--- Begin ---

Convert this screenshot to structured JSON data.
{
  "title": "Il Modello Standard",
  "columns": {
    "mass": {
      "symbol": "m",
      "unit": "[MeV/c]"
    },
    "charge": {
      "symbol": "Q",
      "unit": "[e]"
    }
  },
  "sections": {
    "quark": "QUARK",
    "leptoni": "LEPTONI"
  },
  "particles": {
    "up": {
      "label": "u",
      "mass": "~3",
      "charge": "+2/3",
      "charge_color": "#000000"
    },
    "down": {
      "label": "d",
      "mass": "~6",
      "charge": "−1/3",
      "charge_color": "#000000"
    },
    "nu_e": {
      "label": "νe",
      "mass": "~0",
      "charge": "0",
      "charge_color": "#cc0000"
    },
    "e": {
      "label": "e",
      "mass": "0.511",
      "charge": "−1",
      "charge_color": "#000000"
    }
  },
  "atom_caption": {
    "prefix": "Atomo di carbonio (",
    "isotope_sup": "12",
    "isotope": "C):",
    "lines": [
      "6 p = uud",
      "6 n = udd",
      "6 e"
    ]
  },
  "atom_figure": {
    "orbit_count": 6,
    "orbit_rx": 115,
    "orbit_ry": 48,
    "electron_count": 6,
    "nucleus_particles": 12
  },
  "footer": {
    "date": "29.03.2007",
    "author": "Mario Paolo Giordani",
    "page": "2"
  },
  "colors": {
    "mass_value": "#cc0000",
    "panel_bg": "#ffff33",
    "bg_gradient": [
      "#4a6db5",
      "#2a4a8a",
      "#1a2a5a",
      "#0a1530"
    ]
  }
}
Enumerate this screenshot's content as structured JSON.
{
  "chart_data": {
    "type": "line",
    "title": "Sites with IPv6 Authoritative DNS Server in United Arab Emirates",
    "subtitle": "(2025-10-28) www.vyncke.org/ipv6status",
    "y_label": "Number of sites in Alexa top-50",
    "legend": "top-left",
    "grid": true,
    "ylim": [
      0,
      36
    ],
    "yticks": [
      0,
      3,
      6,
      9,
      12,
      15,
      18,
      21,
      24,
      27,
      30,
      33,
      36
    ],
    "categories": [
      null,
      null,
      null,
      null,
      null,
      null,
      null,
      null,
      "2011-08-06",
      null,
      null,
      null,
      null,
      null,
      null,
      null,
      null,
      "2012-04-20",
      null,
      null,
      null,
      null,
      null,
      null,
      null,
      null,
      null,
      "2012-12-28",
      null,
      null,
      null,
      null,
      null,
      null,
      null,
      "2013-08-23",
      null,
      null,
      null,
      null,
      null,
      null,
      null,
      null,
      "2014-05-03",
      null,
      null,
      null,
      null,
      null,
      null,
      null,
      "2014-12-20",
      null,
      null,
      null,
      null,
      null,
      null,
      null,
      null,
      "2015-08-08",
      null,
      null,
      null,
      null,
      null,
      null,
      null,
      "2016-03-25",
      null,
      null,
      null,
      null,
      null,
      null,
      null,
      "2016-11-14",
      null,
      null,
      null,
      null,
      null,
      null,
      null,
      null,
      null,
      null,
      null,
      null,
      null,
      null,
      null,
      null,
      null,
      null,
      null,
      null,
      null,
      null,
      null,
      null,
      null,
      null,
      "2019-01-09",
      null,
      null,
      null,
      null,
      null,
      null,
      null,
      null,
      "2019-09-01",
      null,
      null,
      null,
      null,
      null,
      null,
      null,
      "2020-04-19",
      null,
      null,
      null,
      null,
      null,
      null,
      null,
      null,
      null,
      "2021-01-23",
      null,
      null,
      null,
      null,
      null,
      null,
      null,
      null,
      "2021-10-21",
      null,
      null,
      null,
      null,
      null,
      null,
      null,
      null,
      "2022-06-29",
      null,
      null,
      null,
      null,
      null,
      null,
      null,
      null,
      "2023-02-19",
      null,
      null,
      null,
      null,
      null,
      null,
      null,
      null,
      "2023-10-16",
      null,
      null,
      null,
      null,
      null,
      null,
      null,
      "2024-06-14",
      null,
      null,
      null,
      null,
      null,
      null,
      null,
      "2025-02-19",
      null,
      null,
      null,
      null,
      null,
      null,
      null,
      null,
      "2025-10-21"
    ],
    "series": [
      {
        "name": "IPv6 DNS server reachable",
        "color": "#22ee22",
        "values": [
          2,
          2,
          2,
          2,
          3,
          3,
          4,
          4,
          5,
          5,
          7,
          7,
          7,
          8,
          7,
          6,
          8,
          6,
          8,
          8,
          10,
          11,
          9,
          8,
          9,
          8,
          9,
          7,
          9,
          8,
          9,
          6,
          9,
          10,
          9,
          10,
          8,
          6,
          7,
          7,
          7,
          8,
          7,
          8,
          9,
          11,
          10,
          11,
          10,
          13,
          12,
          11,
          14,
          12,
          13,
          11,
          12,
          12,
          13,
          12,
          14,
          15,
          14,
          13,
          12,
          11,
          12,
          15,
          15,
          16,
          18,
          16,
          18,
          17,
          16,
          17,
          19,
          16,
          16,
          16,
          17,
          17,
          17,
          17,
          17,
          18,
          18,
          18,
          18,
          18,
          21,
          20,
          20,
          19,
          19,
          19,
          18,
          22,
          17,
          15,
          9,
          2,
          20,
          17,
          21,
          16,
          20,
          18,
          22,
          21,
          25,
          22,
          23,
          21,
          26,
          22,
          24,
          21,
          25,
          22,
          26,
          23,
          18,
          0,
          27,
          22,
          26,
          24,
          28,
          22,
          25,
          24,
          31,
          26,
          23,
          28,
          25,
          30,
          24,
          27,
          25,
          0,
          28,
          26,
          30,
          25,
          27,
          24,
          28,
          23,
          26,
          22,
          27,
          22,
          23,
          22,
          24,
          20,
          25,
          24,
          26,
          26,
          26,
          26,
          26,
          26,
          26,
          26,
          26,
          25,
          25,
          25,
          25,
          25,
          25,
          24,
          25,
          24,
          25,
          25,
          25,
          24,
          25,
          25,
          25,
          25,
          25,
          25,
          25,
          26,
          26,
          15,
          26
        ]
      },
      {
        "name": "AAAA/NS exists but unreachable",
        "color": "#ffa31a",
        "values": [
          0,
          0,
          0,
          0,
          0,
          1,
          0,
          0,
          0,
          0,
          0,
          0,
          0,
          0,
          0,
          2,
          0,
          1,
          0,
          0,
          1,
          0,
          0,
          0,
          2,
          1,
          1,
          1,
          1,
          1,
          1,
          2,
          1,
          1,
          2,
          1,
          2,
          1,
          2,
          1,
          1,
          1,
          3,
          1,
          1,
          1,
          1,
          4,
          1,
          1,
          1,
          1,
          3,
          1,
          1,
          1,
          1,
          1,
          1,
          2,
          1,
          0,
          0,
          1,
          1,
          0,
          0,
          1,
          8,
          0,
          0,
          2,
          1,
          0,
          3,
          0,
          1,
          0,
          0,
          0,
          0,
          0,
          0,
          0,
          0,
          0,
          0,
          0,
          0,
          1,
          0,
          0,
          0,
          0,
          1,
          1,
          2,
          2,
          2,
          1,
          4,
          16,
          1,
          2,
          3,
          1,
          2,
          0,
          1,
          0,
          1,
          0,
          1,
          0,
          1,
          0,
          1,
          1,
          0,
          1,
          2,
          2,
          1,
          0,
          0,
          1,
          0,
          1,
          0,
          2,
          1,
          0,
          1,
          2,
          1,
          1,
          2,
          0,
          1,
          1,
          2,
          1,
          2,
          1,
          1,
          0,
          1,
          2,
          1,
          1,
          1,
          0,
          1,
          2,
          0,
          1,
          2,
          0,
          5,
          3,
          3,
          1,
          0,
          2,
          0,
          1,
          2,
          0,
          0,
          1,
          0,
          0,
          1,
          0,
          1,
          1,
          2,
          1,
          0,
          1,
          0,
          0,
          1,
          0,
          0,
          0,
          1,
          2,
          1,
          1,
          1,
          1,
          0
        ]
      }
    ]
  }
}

--- End ---

> Required task:
The lines above should be duplicated exactly.

> Response to this exercise:
Convert this screenshot to structured JSON data.
{
  "title": "Il Modello Standard",
  "columns": {
    "mass": {
      "symbol": "m",
      "unit": "[MeV/c]"
    },
    "charge": {
      "symbol": "Q",
      "unit": "[e]"
    }
  },
  "sections": {
    "quark": "QUARK",
    "leptoni": "LEPTONI"
  },
  "particles": {
    "up": {
      "label": "u",
      "mass": "~3",
      "charge": "+2/3",
      "charge_color": "#000000"
    },
    "down": {
      "label": "d",
      "mass": "~6",
      "charge": "−1/3",
      "charge_color": "#000000"
    },
    "nu_e": {
      "label": "νe",
      "mass": "~0",
      "charge": "0",
      "charge_color": "#cc0000"
    },
    "e": {
      "label": "e",
      "mass": "0.511",
      "charge": "−1",
      "charge_color": "#000000"
    }
  },
  "atom_caption": {
    "prefix": "Atomo di carbonio (",
    "isotope_sup": "12",
    "isotope": "C):",
    "lines": [
      "6 p = uud",
      "6 n = udd",
      "6 e"
    ]
  },
  "atom_figure": {
    "orbit_count": 6,
    "orbit_rx": 115,
    "orbit_ry": 48,
    "electron_count": 6,
    "nucleus_particles": 12
  },
  "footer": {
    "date": "29.03.2007",
    "author": "Mario Paolo Giordani",
    "page": "2"
  },
  "colors": {
    "mass_value": "#cc0000",
    "panel_bg": "#ffff33",
    "bg_gradient": [
      "#4a6db5",
      "#2a4a8a",
      "#1a2a5a",
      "#0a1530"
    ]
  }
}
Enumerate this screenshot's content as structured JSON.
{
  "chart_data": {
    "type": "line",
    "title": "Sites with IPv6 Authoritative DNS Server in United Arab Emirates",
    "subtitle": "(2025-10-28) www.vyncke.org/ipv6status",
    "y_label": "Number of sites in Alexa top-50",
    "legend": "top-left",
    "grid": true,
    "ylim": [
      0,
      36
    ],
    "yticks": [
      0,
      3,
      6,
      9,
      12,
      15,
      18,
      21,
      24,
      27,
      30,
      33,
      36
    ],
    "categories": [
      null,
      null,
      null,
      null,
      null,
      null,
      null,
      null,
      "2011-08-06",
      null,
      null,
      null,
      null,
      null,
      null,
      null,
      null,
      "2012-04-20",
      null,
      null,
      null,
      null,
      null,
      null,
      null,
      null,
      null,
      "2012-12-28",
      null,
      null,
      null,
      null,
      null,
      null,
      null,
      "2013-08-23",
      null,
      null,
      null,
      null,
      null,
      null,
      null,
      null,
      "2014-05-03",
      null,
      null,
      null,
      null,
      null,
      null,
      null,
      "2014-12-20",
      null,
      null,
      null,
      null,
      null,
      null,
      null,
      null,
      "2015-08-08",
      null,
      null,
      null,
      null,
      null,
      null,
      null,
      "2016-03-25",
      null,
      null,
      null,
      null,
      null,
      null,
      null,
      "2016-11-14",
      null,
      null,
      null,
      null,
      null,
      null,
      null,
      null,
      null,
      null,
      null,
      null,
      null,
      null,
      null,
      null,
      null,
      null,
      null,
      null,
      null,
      null,
      null,
      null,
      null,
      null,
      "2019-01-09",
      null,
      null,
      null,
      null,
      null,
      null,
      null,
      null,
      "2019-09-01",
      null,
      null,
      null,
      null,
      null,
      null,
      null,
      "2020-04-19",
      null,
      null,
      null,
      null,
      null,
      null,
      null,
      null,
      null,
      "2021-01-23",
      null,
      null,
      null,
      null,
      null,
      null,
      null,
      null,
      "2021-10-21",
      null,
      null,
      null,
      null,
      null,
      null,
      null,
      null,
      "2022-06-29",
      null,
      null,
      null,
      null,
      null,
      null,
      null,
      null,
      "2023-02-19",
      null,
      null,
      null,
      null,
      null,
      null,
      null,
      null,
      "2023-10-16",
      null,
      null,
      null,
      null,
      null,
      null,
      null,
      "2024-06-14",
      null,
      null,
      null,
      null,
      null,
      null,
      null,
      "2025-02-19",
      null,
      null,
      null,
      null,
      null,
      null,
      null,
      null,
      "2025-10-21"
    ],
    "series": [
      {
        "name": "IPv6 DNS server reachable",
        "color": "#22ee22",
        "values": [
          2,
          2,
          2,
          2,
          3,
          3,
          4,
          4,
          5,
          5,
          7,
          7,
          7,
          8,
          7,
          6,
          8,
          6,
          8,
          8,
          10,
          11,
          9,
          8,
          9,
          8,
          9,
          7,
          9,
          8,
          9,
          6,
          9,
          10,
          9,
          10,
          8,
          6,
          7,
          7,
          7,
          8,
          7,
          8,
          9,
          11,
          10,
          11,
          10,
          13,
          12,
          11,
          14,
          12,
          13,
          11,
          12,
          12,
          13,
          12,
          14,
          15,
          14,
          13,
          12,
          11,
          12,
          15,
          15,
          16,
          18,
          16,
          18,
          17,
          16,
          17,
          19,
          16,
          16,
          16,
          17,
          17,
          17,
          17,
          17,
          18,
          18,
          18,
          18,
          18,
          21,
          20,
          20,
          19,
          19,
          19,
          18,
          22,
          17,
          15,
          9,
          2,
          20,
          17,
          21,
          16,
          20,
          18,
          22,
          21,
          25,
          22,
          23,
          21,
          26,
          22,
          24,
          21,
          25,
          22,
          26,
          23,
          18,
          0,
          27,
          22,
          26,
          24,
          28,
          22,
          25,
          24,
          31,
          26,
          23,
          28,
          25,
          30,
          24,
          27,
          25,
          0,
          28,
          26,
          30,
          25,
          27,
          24,
          28,
          23,
          26,
          22,
          27,
          22,
          23,
          22,
          24,
          20,
          25,
          24,
          26,
          26,
          26,
          26,
          26,
          26,
          26,
          26,
          26,
          25,
          25,
          25,
          25,
          25,
          25,
          24,
          25,
          24,
          25,
          25,
          25,
          24,
          25,
          25,
          25,
          25,
          25,
          25,
          25,
          26,
          26,
          15,
          26
        ]
      },
      {
        "name": "AAAA/NS exists but unreachable",
        "color": "#ffa31a",
        "values": [
          0,
          0,
          0,
          0,
          0,
          1,
          0,
          0,
          0,
          0,
          0,
          0,
          0,
          0,
          0,
          2,
          0,
          1,
          0,
          0,
          1,
          0,
          0,
          0,
          2,
          1,
          1,
          1,
          1,
          1,
          1,
          2,
          1,
          1,
          2,
          1,
          2,
          1,
          2,
          1,
          1,
          1,
          3,
          1,
          1,
          1,
          1,
          4,
          1,
          1,
          1,
          1,
          3,
          1,
          1,
          1,
          1,
          1,
          1,
          2,
          1,
          0,
          0,
          1,
          1,
          0,
          0,
          1,
          8,
          0,
          0,
          2,
          1,
          0,
          3,
          0,
          1,
          0,
          0,
          0,
          0,
          0,
          0,
          0,
          0,
          0,
          0,
          0,
          0,
          1,
          0,
          0,
          0,
          0,
          1,
          1,
          2,
          2,
          2,
          1,
          4,
          16,
          1,
          2,
          3,
          1,
          2,
          0,
          1,
          0,
          1,
          0,
          1,
          0,
          1,
          0,
          1,
          1,
          0,
          1,
          2,
          2,
          1,
          0,
          0,
          1,
          0,
          1,
          0,
          2,
          1,
          0,
          1,
          2,
          1,
          1,
          2,
          0,
          1,
          1,
          2,
          1,
          2,
          1,
          1,
          0,
          1,
          2,
          1,
          1,
          1,
          0,
          1,
          2,
          0,
          1,
          2,
          0,
          5,
          3,
          3,
          1,
          0,
          2,
          0,
          1,
          2,
          0,
          0,
          1,
          0,
          0,
          1,
          0,
          1,
          1,
          2,
          1,
          0,
          1,
          0,
          0,
          1,
          0,
          0,
          0,
          1,
          2,
          1,
          1,
          1,
          1,
          0
        ]
      }
    ]
  }
}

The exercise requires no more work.